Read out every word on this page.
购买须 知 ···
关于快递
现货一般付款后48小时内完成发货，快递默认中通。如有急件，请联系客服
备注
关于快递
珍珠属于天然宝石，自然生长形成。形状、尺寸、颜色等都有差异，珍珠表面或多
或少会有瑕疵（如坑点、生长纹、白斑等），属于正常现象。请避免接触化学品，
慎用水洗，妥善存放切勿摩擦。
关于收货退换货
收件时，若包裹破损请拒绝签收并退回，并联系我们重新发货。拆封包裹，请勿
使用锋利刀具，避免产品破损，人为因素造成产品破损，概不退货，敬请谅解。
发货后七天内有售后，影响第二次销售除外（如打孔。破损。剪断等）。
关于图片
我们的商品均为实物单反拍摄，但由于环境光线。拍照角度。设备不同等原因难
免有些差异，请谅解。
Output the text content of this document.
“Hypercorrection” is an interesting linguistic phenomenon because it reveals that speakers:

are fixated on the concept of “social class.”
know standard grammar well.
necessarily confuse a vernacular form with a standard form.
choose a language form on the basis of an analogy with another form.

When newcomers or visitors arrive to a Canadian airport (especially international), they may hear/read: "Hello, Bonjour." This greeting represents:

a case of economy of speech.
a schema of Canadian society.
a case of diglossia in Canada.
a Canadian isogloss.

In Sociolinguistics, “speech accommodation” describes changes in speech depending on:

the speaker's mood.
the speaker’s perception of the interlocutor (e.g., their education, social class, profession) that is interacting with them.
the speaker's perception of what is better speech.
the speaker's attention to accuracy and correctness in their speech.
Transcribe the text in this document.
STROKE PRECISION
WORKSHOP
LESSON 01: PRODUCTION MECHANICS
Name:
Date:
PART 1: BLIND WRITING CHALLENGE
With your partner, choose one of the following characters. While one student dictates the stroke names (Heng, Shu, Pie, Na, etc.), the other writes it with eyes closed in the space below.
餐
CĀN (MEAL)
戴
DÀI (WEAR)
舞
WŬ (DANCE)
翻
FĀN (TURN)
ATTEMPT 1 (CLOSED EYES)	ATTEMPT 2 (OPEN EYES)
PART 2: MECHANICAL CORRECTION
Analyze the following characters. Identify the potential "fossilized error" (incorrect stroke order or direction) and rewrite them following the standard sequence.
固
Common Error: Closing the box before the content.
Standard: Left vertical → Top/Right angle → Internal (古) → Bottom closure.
========
### Directive
Search the data above for the string "content" and return every line that has it.

### Answer in full
Output the text content of this document.
Common Error: Closing the box before the content.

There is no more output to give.